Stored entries
★ ★ ★ ★ ★
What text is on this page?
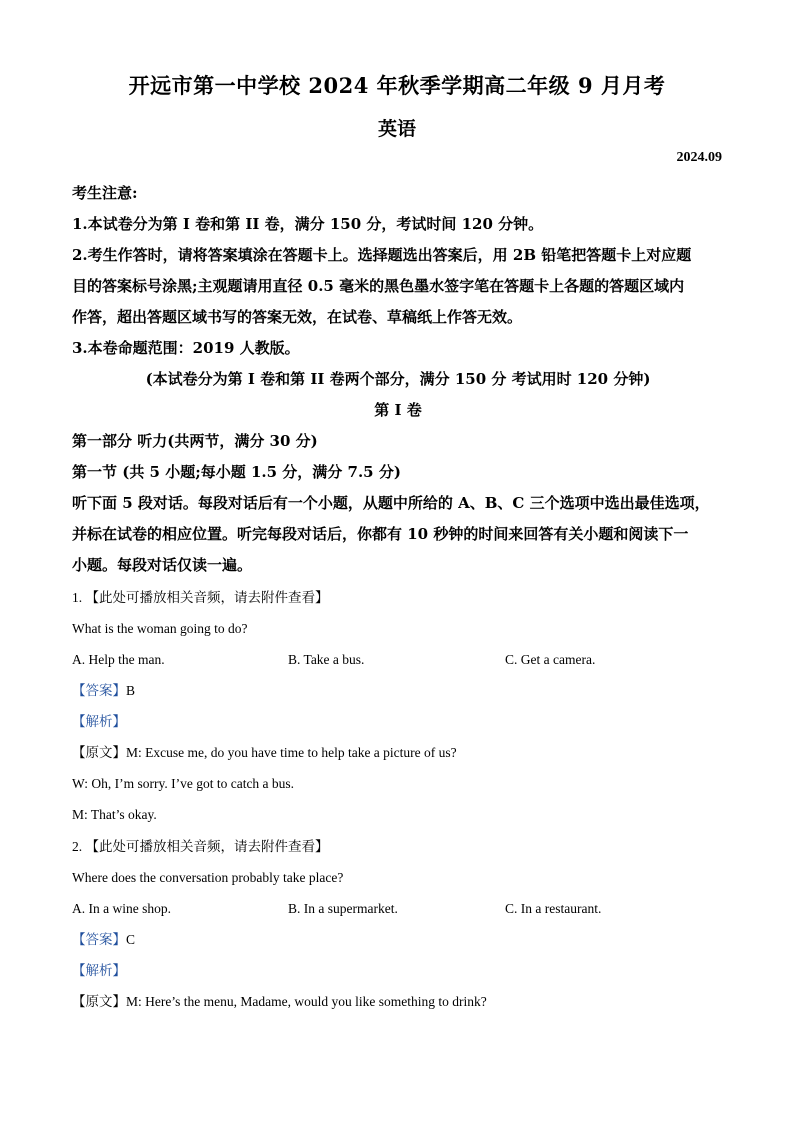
开远市第一中学校 2024 年秋季学期高二年级 9 月月考
英语
2024.09

考生注意:

1.本试卷分为第 I 卷和第 II 卷，满分 150 分，考试时间 120 分钟。

2.考生作答时，请将答案填涂在答题卡上。选择题选出答案后，用 2B 铅笔把答题卡上对应题

目的答案标号涂黑;主观题请用直径 0.5 毫米的黑色墨水签字笔在答题卡上各题的答题区域内

作答，超出答题区域书写的答案无效，在试卷、草稿纸上作答无效。

3.本卷命题范围：2019 人教版。

(本试卷分为第 I 卷和第 II 卷两个部分，满分 150 分 考试用时 120 分钟)

第 I 卷

第一部分 听力(共两节，满分 30 分)

第一节 (共 5 小题;每小题 1.5 分，满分 7.5 分)

听下面 5 段对话。每段对话后有一个小题，从题中所给的 A、B、C 三个选项中选出最佳选项，

并标在试卷的相应位置。听完每段对话后，你都有 10 秒钟的时间来回答有关小题和阅读下一

小题。每段对话仅读一遍。

1. 【此处可播放相关音频，请去附件查看】

What is the woman going to do?

A. Help the man.	B. Take a bus.	C. Get a camera.

【答案】B

【解析】

【原文】M: Excuse me, do you have time to help take a picture of us?

W: Oh, I’m sorry. I’ve got to catch a bus.

M: That’s okay.

2. 【此处可播放相关音频，请去附件查看】

Where does the conversation probably take place?

A. In a wine shop.	B. In a supermarket.	C. In a restaurant.

【答案】C

【解析】

【原文】M: Here’s the menu, Madame, would you like something to drink?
★ ★ ★ ★ ★
**OBJECTIVE:**
Copy each line that holds the word "此处可播放相关音频".

**EXERCISE SOLUTION:**
1. 【此处可播放相关音频，请去附件查看】
2. 【此处可播放相关音频，请去附件查看】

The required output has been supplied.